*DATASET CONTENT*.
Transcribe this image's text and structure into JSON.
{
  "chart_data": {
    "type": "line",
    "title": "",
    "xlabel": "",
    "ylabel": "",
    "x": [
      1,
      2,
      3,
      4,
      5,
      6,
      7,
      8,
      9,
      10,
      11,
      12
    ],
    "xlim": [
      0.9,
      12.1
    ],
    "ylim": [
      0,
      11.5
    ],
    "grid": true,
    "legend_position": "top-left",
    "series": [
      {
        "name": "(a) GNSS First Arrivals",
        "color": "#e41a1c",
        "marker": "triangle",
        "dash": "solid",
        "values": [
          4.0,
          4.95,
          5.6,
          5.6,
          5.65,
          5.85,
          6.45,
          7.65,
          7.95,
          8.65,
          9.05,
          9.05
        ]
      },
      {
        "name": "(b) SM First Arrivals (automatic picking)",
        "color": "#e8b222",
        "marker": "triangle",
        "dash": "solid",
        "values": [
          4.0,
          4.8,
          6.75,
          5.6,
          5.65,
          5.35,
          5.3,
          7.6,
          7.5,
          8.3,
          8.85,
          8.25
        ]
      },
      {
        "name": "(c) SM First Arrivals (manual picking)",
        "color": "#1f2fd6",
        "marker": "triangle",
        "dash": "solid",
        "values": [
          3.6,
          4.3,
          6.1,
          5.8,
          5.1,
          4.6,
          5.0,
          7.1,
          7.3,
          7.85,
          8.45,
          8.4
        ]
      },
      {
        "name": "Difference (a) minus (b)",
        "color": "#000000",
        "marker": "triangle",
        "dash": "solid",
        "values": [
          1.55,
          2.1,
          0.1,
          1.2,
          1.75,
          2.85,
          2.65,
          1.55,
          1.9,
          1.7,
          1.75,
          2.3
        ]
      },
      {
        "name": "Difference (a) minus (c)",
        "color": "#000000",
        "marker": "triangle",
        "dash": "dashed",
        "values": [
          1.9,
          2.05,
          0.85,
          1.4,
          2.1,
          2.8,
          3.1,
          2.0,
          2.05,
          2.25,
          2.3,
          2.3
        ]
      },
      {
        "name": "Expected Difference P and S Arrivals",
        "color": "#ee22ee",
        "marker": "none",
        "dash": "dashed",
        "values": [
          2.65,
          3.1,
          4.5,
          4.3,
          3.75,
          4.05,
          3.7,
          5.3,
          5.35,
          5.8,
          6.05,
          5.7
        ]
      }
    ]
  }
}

*GOAL*. Tell how many lines include "color". The number is the whole answer.

*REPLY*. 6